====== TASK MATERIAL ======
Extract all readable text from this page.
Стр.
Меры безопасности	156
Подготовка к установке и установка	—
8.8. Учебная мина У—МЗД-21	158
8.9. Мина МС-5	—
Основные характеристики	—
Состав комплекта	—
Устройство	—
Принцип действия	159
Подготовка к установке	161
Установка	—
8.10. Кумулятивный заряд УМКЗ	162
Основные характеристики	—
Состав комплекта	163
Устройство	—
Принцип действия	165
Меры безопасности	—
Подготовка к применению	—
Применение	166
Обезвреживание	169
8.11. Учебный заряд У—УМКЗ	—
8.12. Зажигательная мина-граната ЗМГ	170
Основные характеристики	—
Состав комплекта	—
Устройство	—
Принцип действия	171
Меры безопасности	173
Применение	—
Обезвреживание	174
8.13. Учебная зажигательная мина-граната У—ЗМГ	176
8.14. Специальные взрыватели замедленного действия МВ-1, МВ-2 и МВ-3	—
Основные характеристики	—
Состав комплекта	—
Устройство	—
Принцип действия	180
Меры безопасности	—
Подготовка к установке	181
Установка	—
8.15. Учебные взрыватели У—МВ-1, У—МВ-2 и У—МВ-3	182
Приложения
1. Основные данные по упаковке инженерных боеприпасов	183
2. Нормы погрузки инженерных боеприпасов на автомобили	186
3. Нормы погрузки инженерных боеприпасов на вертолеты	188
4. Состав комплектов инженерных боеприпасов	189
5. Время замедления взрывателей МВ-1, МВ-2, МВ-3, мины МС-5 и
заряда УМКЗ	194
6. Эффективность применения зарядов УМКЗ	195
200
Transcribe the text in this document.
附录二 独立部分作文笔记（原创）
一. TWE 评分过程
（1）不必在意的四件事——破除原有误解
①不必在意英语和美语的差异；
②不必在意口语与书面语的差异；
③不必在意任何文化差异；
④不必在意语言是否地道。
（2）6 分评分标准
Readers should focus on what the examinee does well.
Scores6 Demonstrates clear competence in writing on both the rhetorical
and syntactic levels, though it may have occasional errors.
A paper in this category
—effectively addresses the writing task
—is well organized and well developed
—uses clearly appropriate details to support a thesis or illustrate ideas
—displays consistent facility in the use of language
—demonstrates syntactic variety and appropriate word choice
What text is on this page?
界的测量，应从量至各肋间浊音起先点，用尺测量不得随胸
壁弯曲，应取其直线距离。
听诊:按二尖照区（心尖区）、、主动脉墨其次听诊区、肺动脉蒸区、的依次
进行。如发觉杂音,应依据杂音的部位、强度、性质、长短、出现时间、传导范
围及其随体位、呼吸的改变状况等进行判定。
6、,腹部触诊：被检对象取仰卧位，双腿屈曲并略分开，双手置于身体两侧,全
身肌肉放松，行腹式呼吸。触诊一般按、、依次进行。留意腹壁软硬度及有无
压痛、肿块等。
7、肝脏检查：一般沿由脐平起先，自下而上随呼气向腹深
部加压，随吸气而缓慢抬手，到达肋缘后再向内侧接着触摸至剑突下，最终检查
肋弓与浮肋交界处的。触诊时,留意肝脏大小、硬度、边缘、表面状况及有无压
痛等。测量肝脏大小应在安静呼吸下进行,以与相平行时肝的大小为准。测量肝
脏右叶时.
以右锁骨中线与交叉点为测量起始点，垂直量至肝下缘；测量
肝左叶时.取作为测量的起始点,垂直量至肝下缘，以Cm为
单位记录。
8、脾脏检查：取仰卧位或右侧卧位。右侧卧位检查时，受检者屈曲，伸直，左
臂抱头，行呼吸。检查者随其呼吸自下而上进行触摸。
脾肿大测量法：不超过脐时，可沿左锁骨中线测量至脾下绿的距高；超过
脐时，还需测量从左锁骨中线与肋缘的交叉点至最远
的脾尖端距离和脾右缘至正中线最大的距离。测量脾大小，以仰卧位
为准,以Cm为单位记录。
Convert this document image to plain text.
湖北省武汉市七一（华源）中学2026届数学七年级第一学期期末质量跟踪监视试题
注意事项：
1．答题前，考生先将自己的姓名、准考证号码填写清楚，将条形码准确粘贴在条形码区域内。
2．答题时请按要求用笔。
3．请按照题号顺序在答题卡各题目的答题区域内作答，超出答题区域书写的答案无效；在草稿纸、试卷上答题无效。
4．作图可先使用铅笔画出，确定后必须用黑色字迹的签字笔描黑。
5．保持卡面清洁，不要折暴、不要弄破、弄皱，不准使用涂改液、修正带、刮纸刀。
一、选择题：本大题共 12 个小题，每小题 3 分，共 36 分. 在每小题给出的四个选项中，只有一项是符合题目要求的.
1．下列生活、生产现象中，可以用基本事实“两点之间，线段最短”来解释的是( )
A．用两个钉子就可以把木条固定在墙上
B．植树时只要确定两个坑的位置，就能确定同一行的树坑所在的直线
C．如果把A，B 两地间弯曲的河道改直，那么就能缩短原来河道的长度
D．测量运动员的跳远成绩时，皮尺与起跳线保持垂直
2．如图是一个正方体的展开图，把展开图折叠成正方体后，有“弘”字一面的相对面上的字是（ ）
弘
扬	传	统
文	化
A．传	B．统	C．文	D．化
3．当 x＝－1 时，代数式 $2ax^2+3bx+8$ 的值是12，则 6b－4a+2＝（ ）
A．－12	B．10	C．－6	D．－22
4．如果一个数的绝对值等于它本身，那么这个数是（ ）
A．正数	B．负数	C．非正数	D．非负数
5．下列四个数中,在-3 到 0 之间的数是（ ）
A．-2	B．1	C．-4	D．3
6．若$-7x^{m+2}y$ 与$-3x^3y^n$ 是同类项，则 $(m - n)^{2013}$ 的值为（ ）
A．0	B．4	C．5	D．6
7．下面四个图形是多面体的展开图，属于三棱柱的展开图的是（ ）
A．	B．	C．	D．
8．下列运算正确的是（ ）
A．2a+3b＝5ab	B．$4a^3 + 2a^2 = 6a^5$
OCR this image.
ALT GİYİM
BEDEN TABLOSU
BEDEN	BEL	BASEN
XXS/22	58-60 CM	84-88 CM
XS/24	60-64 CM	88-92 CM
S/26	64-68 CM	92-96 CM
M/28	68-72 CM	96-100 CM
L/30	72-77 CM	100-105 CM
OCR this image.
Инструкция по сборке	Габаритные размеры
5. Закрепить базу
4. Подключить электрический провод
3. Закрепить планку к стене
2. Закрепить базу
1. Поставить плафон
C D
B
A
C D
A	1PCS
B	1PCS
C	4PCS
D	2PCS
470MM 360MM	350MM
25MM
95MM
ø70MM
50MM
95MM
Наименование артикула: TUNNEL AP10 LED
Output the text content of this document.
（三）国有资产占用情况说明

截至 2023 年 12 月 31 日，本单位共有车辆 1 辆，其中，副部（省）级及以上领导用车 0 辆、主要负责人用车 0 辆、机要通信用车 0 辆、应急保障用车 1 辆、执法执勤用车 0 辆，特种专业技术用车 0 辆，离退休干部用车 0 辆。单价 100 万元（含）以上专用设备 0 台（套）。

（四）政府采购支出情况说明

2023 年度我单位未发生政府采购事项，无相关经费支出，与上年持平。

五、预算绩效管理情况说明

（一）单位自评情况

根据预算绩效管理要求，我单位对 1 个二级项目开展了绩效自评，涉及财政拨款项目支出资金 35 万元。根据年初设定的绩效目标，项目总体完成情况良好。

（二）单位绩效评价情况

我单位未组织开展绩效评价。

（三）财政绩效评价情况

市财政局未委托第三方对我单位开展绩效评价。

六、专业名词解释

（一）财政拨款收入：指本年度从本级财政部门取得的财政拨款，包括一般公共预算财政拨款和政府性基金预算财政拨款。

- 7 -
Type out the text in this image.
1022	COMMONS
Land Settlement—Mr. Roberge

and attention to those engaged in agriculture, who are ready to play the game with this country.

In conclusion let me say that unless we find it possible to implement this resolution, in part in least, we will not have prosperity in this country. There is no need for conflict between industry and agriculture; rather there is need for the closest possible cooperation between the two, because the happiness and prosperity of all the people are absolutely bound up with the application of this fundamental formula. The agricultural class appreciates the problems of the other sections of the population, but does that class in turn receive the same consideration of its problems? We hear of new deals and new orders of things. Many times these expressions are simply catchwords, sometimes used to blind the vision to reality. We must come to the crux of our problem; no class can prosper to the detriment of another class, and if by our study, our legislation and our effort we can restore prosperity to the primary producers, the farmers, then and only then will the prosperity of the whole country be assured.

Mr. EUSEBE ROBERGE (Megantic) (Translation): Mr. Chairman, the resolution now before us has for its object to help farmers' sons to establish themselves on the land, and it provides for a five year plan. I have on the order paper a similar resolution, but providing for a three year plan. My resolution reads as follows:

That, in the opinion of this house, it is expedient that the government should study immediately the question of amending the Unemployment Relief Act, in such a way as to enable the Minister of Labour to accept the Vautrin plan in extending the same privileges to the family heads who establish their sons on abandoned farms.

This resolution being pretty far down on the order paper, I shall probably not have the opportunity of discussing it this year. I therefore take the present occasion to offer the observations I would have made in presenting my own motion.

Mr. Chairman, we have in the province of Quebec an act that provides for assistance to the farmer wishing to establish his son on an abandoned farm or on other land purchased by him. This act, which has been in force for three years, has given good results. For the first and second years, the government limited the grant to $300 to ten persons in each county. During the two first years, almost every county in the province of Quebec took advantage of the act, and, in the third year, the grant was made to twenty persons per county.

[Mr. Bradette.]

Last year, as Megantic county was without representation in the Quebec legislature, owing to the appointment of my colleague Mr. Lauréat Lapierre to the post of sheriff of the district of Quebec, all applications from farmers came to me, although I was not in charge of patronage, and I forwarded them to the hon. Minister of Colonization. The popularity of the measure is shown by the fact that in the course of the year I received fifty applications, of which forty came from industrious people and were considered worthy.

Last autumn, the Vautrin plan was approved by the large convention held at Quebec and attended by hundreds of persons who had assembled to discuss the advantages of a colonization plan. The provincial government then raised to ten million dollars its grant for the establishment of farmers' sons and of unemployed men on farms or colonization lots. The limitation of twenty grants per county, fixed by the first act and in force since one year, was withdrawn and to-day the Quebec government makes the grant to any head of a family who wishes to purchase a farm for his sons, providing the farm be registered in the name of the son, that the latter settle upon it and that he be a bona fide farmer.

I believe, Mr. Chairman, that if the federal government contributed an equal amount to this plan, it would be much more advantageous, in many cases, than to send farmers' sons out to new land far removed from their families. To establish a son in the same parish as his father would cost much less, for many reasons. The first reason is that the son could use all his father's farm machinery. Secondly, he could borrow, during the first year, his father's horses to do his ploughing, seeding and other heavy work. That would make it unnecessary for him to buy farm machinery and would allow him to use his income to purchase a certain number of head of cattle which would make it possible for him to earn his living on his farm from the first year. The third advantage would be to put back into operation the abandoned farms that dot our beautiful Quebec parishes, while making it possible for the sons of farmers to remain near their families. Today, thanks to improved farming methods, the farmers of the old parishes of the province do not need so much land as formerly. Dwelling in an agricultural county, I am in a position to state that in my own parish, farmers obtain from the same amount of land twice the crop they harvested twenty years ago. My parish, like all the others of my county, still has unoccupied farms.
======
> WHAT THIS TASK INVOLVES:
Which lines hold the word "Закрепить"? Return all of them from the records above.

> RIGHT ANSWER:
5. Закрепить базу
3. Закрепить планку к стене
2. Закрепить базу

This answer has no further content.